Attenuare le disuguaglianze per favorire il mercato del lavoro
Due sociologi dialogano su «Meritocrazia e il mercato del lavoro»: l'inglese John Goldthorpe e l'italiano Antonio Schizzerotto. Gli esempi dell'Ungheria e della Svezia
Pieno in ogni ordine di posti, il
salone di rappresentanza del castello del Buonconsiglio ha ospitato
oggi un «dialogo» attorno ad un tema di stretta attualità «Il
Mercato premia il merito?». Per fornire una risposta, il festival
dell'Economia 2008 ha raccolto attorno a un tavolo due sociologi:
l'inglese John Goldthorpe, docente delle università di Oxford, di
Cambridge e di Leicester, consulente in vari governi inglesi (sia
conservatori, sia laburisti), e Antonio Schizzerotto, docente
dell'Università di Trento. Ha coordinato l'incontro Riccardo
Chiaberge, responsabile della redazione cultura e del domenicale
del «Sole 24 Ore».
La conclusione a cui è giunto il prof. Goldthorpe, dopo un lungo
argomentare e spesso sollecitato dalle domande e dalle questioni
poste dal prof. Schizzerotto, è stata lapidaria e per nulla
confortante: «Il libero mercato non solo non tiene conto della
meritocrazia, nello stabilire quale dev'essere la classe sociale di
destinazione dei singoli membri, ma ne è addirittura
indifferente.»
A sostegno della sua tesi, Goldthorpe ha portato una serie di
ricerche secondo le quali la meritocrazia per istruzione, ad
esempio, viene tenuta in considerazione solo nelle società ad
economia pianificata: «Nell'Ungheria socialista - ha affermato il
sociologo inglese, - finché la pianificazione economica riduceva le
disuguaglianze di reddito tra le diverse classi sociali, riusciva
ad emergere solo chi poteva contare su una buona-ottima istruzione.
Quando però il comunismo è crollato e l'evento ha trasformato
l'economia ungherese via via in un mercato pianificato in via di
trasformazione e poi in un mercato decisamente libero, le
disuguaglianze sociali sono aumentate e, di conseguenza, ha perso
di valore anche il merito raggiunto con lo studio.»

▶ Consegna 1
Indica se ciascuna affermazione concorda con il testo di partenza, rispondendo sì o no e citando alla lettera le parole del testo che lo decidono: (a) l'incontro si è svolto nel salone di rappresentanza del castello del Buonconsiglio; (b) a coordinare l'incontro è stato Antonio Schizzerotto; (c) secondo Goldthorpe, nell'Ungheria socialista la pianificazione economica faceva crescere le disuguaglianze di reddito.
▶ Consegna 2
Per favore, riporta le righe dell'elenco dalla riga con "Find all labels, buttons, inputs, and" fino alla riga con "Text: O: O <box>223 220 234 233</box>" compresa, sostituendo "regions" con "areas" e lasciando tutto il resto invariato.

▶ Voci fornite
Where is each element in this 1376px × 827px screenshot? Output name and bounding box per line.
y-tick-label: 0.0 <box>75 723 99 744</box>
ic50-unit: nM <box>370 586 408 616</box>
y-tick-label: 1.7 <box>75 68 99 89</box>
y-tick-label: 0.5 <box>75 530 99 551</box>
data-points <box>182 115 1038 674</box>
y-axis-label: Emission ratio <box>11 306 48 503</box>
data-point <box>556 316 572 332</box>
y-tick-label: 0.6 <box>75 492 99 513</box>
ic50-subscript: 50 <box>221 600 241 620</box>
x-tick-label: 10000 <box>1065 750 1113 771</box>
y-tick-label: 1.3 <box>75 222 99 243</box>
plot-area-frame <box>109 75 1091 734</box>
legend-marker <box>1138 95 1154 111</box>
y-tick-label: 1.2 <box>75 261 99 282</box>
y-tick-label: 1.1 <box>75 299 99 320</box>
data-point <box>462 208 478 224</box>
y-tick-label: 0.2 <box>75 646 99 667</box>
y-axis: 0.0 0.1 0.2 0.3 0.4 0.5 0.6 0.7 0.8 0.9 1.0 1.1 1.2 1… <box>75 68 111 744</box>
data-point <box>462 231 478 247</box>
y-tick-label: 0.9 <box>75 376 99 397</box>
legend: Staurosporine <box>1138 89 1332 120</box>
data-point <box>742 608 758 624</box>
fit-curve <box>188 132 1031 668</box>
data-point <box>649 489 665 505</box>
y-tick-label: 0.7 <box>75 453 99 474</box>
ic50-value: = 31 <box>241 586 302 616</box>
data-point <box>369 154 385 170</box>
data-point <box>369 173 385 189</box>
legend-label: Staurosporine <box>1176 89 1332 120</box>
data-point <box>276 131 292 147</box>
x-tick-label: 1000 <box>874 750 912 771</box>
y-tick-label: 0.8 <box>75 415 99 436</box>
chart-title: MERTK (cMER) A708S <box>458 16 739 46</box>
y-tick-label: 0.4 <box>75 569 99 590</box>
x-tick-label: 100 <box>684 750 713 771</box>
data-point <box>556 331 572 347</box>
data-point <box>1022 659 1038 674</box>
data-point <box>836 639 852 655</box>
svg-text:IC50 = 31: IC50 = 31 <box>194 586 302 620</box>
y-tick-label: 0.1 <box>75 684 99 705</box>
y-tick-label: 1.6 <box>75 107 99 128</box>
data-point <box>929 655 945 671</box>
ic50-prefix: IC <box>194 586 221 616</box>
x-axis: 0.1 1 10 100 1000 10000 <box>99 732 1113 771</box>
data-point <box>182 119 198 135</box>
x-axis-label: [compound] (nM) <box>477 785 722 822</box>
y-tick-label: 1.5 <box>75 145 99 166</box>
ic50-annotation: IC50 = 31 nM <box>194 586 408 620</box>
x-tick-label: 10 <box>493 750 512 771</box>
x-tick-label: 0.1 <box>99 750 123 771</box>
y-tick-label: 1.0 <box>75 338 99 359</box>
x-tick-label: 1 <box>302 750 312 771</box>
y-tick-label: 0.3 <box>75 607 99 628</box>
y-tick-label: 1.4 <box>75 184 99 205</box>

...

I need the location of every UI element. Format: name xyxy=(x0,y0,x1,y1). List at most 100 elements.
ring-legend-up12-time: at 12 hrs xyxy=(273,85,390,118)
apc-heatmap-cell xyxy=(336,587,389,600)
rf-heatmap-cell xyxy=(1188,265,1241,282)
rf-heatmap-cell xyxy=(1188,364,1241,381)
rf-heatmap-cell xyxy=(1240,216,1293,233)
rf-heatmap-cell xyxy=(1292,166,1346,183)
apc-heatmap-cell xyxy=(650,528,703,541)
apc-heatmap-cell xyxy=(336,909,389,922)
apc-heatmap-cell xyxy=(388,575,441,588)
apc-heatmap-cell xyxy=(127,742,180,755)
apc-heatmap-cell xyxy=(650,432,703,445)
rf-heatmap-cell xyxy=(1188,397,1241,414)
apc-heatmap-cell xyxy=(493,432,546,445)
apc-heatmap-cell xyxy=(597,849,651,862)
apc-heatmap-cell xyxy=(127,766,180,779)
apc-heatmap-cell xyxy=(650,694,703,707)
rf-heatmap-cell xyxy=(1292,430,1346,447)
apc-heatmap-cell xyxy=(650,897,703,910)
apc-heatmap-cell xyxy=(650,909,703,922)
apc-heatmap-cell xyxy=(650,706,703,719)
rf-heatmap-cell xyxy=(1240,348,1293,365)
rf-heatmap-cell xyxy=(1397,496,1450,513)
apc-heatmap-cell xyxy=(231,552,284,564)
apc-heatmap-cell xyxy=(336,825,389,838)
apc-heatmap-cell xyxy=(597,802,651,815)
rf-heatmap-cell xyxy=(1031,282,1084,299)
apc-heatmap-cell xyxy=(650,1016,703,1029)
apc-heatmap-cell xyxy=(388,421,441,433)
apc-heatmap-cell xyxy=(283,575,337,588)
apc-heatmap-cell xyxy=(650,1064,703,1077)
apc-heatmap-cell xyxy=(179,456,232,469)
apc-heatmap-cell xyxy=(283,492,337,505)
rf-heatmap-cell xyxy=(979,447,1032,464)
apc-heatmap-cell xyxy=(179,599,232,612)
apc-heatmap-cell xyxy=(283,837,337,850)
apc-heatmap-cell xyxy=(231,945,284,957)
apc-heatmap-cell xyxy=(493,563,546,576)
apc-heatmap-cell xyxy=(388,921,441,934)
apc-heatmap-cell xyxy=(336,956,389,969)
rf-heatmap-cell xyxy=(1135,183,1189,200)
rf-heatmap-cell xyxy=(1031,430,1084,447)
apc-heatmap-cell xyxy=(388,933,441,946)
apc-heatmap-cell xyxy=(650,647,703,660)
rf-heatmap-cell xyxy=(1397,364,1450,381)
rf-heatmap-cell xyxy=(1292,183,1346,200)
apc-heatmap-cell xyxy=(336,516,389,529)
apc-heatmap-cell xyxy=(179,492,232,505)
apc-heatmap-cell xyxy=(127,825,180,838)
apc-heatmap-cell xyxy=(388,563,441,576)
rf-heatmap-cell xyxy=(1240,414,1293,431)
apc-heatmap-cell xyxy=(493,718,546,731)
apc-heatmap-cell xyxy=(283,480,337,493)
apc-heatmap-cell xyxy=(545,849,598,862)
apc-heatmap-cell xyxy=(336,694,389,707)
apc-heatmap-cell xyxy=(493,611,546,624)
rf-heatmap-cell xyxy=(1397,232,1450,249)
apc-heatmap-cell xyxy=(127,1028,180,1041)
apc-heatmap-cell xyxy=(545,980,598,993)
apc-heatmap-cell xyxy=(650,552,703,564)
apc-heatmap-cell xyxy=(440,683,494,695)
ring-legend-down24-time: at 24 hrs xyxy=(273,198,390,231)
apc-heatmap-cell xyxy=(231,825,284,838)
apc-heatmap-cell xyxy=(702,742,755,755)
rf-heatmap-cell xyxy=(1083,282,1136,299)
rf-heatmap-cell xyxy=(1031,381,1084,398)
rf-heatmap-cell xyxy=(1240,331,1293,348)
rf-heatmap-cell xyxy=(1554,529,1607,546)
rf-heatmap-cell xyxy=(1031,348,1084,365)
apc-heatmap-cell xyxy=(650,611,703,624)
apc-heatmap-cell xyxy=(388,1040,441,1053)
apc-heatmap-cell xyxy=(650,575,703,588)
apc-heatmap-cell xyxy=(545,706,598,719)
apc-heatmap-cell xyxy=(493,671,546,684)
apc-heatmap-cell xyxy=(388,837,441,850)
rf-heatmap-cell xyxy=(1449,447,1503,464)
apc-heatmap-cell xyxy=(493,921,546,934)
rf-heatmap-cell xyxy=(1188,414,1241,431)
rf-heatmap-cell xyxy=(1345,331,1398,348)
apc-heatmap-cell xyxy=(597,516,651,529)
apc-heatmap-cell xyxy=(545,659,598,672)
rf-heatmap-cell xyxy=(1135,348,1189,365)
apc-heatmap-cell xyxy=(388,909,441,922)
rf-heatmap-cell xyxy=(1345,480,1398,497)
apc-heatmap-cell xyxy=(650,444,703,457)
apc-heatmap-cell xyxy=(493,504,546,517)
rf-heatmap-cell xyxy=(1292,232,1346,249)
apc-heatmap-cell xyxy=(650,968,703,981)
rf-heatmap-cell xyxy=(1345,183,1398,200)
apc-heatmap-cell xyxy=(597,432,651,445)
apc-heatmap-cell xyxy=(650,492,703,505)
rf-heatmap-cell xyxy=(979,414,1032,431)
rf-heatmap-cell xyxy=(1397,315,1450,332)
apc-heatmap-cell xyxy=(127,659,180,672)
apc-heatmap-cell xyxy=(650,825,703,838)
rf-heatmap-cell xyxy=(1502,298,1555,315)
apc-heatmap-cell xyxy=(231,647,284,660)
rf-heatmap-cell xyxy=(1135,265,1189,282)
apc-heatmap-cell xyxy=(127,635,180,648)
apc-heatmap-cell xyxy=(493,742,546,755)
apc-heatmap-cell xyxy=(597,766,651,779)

* * *

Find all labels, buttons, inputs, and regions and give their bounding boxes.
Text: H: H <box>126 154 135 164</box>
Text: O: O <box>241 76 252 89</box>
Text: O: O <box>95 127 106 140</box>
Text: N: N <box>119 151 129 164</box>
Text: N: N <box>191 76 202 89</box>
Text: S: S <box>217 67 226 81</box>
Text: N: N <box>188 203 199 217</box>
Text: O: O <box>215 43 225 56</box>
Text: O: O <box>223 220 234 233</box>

▶ Risposta completa 1
(a) Sì: «salone di rappresentanza del castello del Buonconsiglio ha ospitato oggi un «dialogo»».
(b) No: «Ha coordinato l'incontro Riccardo Chiaberge».
(c) No: «la pianificazione economica riduceva le disuguaglianze di reddito tra le diverse classi sociali».

▶ Risposta completa 2
Find all labels, buttons, inputs, and areas and give their bounding boxes.
Text: H: H <box>126 154 135 164</box>
Text: O: O <box>241 76 252 89</box>
Text: O: O <box>95 127 106 140</box>
Text: N: N <box>119 151 129 164</box>
Text: N: N <box>191 76 202 89</box>
Text: S: S <box>217 67 226 81</box>
Text: N: N <box>188 203 199 217</box>
Text: O: O <box>215 43 225 56</box>
Text: O: O <box>223 220 234 233</box>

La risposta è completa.